INSTRUCTION: Reproduce the complete listing without any deviation.

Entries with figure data

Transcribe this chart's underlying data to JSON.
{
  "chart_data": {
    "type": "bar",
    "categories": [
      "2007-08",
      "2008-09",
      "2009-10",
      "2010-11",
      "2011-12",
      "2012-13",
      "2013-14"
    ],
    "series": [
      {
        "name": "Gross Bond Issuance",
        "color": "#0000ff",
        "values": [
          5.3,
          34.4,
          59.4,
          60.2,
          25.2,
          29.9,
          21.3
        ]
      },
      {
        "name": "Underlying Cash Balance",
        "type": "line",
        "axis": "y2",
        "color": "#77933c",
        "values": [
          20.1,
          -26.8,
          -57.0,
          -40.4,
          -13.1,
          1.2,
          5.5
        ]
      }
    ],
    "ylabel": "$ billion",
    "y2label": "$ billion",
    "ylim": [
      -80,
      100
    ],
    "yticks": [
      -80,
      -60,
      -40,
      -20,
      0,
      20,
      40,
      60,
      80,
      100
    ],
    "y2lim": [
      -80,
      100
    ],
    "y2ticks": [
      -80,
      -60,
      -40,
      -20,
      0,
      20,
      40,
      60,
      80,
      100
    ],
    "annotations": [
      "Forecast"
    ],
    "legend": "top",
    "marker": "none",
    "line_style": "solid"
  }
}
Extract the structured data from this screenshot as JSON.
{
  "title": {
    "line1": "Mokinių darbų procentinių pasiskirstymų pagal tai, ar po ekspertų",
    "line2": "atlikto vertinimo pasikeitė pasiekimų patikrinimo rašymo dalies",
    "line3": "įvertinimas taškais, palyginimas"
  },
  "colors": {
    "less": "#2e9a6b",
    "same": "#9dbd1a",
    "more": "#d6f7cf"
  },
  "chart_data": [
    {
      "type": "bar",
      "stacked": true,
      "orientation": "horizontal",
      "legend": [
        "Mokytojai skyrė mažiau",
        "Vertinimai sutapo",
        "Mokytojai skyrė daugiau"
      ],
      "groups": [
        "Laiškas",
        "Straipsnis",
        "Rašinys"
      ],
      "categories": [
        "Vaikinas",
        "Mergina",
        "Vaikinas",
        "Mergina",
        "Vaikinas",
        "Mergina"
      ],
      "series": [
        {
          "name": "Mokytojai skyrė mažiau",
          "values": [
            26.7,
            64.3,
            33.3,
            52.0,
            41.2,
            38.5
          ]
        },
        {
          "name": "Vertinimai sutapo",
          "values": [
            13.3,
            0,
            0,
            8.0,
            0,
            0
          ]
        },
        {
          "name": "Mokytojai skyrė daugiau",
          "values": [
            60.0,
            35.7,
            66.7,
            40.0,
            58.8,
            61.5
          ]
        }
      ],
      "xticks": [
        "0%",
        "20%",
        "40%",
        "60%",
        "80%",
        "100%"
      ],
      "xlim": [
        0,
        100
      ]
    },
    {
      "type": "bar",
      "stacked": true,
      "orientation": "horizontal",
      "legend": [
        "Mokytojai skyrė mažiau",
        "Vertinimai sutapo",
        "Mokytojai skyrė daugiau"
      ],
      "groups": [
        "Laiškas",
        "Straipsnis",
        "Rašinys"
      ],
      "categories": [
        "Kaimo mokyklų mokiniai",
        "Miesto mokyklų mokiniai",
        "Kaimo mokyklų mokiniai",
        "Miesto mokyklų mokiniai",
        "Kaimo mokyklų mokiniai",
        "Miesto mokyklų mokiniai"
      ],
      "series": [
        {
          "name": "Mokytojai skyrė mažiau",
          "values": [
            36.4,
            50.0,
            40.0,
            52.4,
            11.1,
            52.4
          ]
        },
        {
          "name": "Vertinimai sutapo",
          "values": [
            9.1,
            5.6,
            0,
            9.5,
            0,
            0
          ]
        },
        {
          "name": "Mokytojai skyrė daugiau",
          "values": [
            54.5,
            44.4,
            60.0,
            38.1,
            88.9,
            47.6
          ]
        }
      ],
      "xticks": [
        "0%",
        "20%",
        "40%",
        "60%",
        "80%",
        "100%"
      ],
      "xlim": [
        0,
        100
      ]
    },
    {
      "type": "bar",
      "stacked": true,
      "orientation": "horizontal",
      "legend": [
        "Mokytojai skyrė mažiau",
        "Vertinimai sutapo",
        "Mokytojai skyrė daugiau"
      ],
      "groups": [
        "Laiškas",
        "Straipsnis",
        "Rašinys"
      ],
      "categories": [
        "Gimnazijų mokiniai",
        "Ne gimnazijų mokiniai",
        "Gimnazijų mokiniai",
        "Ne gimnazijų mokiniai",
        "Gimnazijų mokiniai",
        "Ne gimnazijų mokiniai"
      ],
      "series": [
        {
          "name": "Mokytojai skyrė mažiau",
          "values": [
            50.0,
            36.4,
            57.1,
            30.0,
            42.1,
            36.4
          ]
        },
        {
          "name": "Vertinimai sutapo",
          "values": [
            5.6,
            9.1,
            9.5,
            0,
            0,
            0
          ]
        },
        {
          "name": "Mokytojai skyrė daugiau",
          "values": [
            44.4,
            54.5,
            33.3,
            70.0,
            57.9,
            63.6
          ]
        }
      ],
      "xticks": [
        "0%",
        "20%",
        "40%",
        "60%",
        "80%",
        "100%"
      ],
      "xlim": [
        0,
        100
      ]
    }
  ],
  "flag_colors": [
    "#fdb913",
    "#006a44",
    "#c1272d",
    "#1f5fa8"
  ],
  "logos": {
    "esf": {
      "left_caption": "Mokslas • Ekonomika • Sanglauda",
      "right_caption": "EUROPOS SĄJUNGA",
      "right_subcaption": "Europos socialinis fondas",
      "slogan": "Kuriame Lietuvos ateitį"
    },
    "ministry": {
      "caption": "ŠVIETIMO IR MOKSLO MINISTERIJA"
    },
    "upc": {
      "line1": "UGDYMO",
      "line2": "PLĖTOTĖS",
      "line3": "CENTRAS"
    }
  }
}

RESPONSE BELOW:
Transcribe this chart's underlying data to JSON.
{
  "chart_data": {
    "type": "bar",
    "categories": [
      "2007-08",
      "2008-09",
      "2009-10",
      "2010-11",
      "2011-12",
      "2012-13",
      "2013-14"
    ],
    "series": [
      {
        "name": "Gross Bond Issuance",
        "color": "#0000ff",
        "values": [
          5.3,
          34.4,
          59.4,
          60.2,
          25.2,
          29.9,
          21.3
        ]
      },
      {
        "name": "Underlying Cash Balance",
        "type": "line",
        "axis": "y2",
        "color": "#77933c",
        "values": [
          20.1,
          -26.8,
          -57.0,
          -40.4,
          -13.1,
          1.2,
          5.5
        ]
      }
    ],
    "ylabel": "$ billion",
    "y2label": "$ billion",
    "ylim": [
      -80,
      100
    ],
    "yticks": [
      -80,
      -60,
      -40,
      -20,
      0,
      20,
      40,
      60,
      80,
      100
    ],
    "y2lim": [
      -80,
      100
    ],
    "y2ticks": [
      -80,
      -60,
      -40,
      -20,
      0,
      20,
      40,
      60,
      80,
      100
    ],
    "annotations": [
      "Forecast"
    ],
    "legend": "top",
    "marker": "none",
    "line_style": "solid"
  }
}
Extract the structured data from this screenshot as JSON.
{
  "title": {
    "line1": "Mokinių darbų procentinių pasiskirstymų pagal tai, ar po ekspertų",
    "line2": "atlikto vertinimo pasikeitė pasiekimų patikrinimo rašymo dalies",
    "line3": "įvertinimas taškais, palyginimas"
  },
  "colors": {
    "less": "#2e9a6b",
    "same": "#9dbd1a",
    "more": "#d6f7cf"
  },
  "chart_data": [
    {
      "type": "bar",
      "stacked": true,
      "orientation": "horizontal",
      "legend": [
        "Mokytojai skyrė mažiau",
        "Vertinimai sutapo",
        "Mokytojai skyrė daugiau"
      ],
      "groups": [
        "Laiškas",
        "Straipsnis",
        "Rašinys"
      ],
      "categories": [
        "Vaikinas",
        "Mergina",
        "Vaikinas",
        "Mergina",
        "Vaikinas",
        "Mergina"
      ],
      "series": [
        {
          "name": "Mokytojai skyrė mažiau",
          "values": [
            26.7,
            64.3,
            33.3,
            52.0,
            41.2,
            38.5
          ]
        },
        {
          "name": "Vertinimai sutapo",
          "values": [
            13.3,
            0,
            0,
            8.0,
            0,
            0
          ]
        },
        {
          "name": "Mokytojai skyrė daugiau",
          "values": [
            60.0,
            35.7,
            66.7,
            40.0,
            58.8,
            61.5
          ]
        }
      ],
      "xticks": [
        "0%",
        "20%",
        "40%",
        "60%",
        "80%",
        "100%"
      ],
      "xlim": [
        0,
        100
      ]
    },
    {
      "type": "bar",
      "stacked": true,
      "orientation": "horizontal",
      "legend": [
        "Mokytojai skyrė mažiau",
        "Vertinimai sutapo",
        "Mokytojai skyrė daugiau"
      ],
      "groups": [
        "Laiškas",
        "Straipsnis",
        "Rašinys"
      ],
      "categories": [
        "Kaimo mokyklų mokiniai",
        "Miesto mokyklų mokiniai",
        "Kaimo mokyklų mokiniai",
        "Miesto mokyklų mokiniai",
        "Kaimo mokyklų mokiniai",
        "Miesto mokyklų mokiniai"
      ],
      "series": [
        {
          "name": "Mokytojai skyrė mažiau",
          "values": [
            36.4,
            50.0,
            40.0,
            52.4,
            11.1,
            52.4
          ]
        },
        {
          "name": "Vertinimai sutapo",
          "values": [
            9.1,
            5.6,
            0,
            9.5,
            0,
            0
          ]
        },
        {
          "name": "Mokytojai skyrė daugiau",
          "values": [
            54.5,
            44.4,
            60.0,
            38.1,
            88.9,
            47.6
          ]
        }
      ],
      "xticks": [
        "0%",
        "20%",
        "40%",
        "60%",
        "80%",
        "100%"
      ],
      "xlim": [
        0,
        100
      ]
    },
    {
      "type": "bar",
      "stacked": true,
      "orientation": "horizontal",
      "legend": [
        "Mokytojai skyrė mažiau",
        "Vertinimai sutapo",
        "Mokytojai skyrė daugiau"
      ],
      "groups": [
        "Laiškas",
        "Straipsnis",
        "Rašinys"
      ],
      "categories": [
        "Gimnazijų mokiniai",
        "Ne gimnazijų mokiniai",
        "Gimnazijų mokiniai",
        "Ne gimnazijų mokiniai",
        "Gimnazijų mokiniai",
        "Ne gimnazijų mokiniai"
      ],
      "series": [
        {
          "name": "Mokytojai skyrė mažiau",
          "values": [
            50.0,
            36.4,
            57.1,
            30.0,
            42.1,
            36.4
          ]
        },
        {
          "name": "Vertinimai sutapo",
          "values": [
            5.6,
            9.1,
            9.5,
            0,
            0,
            0
          ]
        },
        {
          "name": "Mokytojai skyrė daugiau",
          "values": [
            44.4,
            54.5,
            33.3,
            70.0,
            57.9,
            63.6
          ]
        }
      ],
      "xticks": [
        "0%",
        "20%",
        "40%",
        "60%",
        "80%",
        "100%"
      ],
      "xlim": [
        0,
        100
      ]
    }
  ],
  "flag_colors": [
    "#fdb913",
    "#006a44",
    "#c1272d",
    "#1f5fa8"
  ],
  "logos": {
    "esf": {
      "left_caption": "Mokslas • Ekonomika • Sanglauda",
      "right_caption": "EUROPOS SĄJUNGA",
      "right_subcaption": "Europos socialinis fondas",
      "slogan": "Kuriame Lietuvos ateitį"
    },
    "ministry": {
      "caption": "ŠVIETIMO IR MOKSLO MINISTERIJA"
    },
    "upc": {
      "line1": "UGDYMO",
      "line2": "PLĖTOTĖS",
      "line3": "CENTRAS"
    }
  }
}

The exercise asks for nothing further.